• WORK INSTRUCTIONS: Transcribe all records exactly.
----- EXTRACTED MATERIAL -----
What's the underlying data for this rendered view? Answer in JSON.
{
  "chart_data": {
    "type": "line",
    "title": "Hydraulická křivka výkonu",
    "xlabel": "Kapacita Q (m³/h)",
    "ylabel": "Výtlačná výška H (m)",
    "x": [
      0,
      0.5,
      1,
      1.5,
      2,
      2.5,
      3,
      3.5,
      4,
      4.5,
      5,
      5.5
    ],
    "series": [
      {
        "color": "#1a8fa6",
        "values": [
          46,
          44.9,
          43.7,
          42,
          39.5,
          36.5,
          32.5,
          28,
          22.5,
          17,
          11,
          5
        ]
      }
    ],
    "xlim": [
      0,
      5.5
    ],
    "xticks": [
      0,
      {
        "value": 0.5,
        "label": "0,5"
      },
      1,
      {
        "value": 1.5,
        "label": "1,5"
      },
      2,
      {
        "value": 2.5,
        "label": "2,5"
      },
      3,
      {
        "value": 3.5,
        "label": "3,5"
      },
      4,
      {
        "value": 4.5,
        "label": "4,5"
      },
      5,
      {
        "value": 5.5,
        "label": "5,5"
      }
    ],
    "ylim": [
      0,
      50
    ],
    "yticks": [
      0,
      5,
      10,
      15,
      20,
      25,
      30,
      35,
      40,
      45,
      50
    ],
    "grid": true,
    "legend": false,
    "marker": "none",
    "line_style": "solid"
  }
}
-----
• SOLUTION:
What's the underlying data for this rendered view? Answer in JSON.
{
  "chart_data": {
    "type": "line",
    "title": "Hydraulická křivka výkonu",
    "xlabel": "Kapacita Q (m³/h)",
    "ylabel": "Výtlačná výška H (m)",
    "x": [
      0,
      0.5,
      1,
      1.5,
      2,
      2.5,
      3,
      3.5,
      4,
      4.5,
      5,
      5.5
    ],
    "series": [
      {
        "color": "#1a8fa6",
        "values": [
          46,
          44.9,
          43.7,
          42,
          39.5,
          36.5,
          32.5,
          28,
          22.5,
          17,
          11,
          5
        ]
      }
    ],
    "xlim": [
      0,
      5.5
    ],
    "xticks": [
      0,
      {
        "value": 0.5,
        "label": "0,5"
      },
      1,
      {
        "value": 1.5,
        "label": "1,5"
      },
      2,
      {
        "value": 2.5,
        "label": "2,5"
      },
      3,
      {
        "value": 3.5,
        "label": "3,5"
      },
      4,
      {
        "value": 4.5,
        "label": "4,5"
      },
      5,
      {
        "value": 5.5,
        "label": "5,5"
      }
    ],
    "ylim": [
      0,
      50
    ],
    "yticks": [
      0,
      5,
      10,
      15,
      20,
      25,
      30,
      35,
      40,
      45,
      50
    ],
    "grid": true,
    "legend": false,
    "marker": "none",
    "line_style": "solid"
  }
}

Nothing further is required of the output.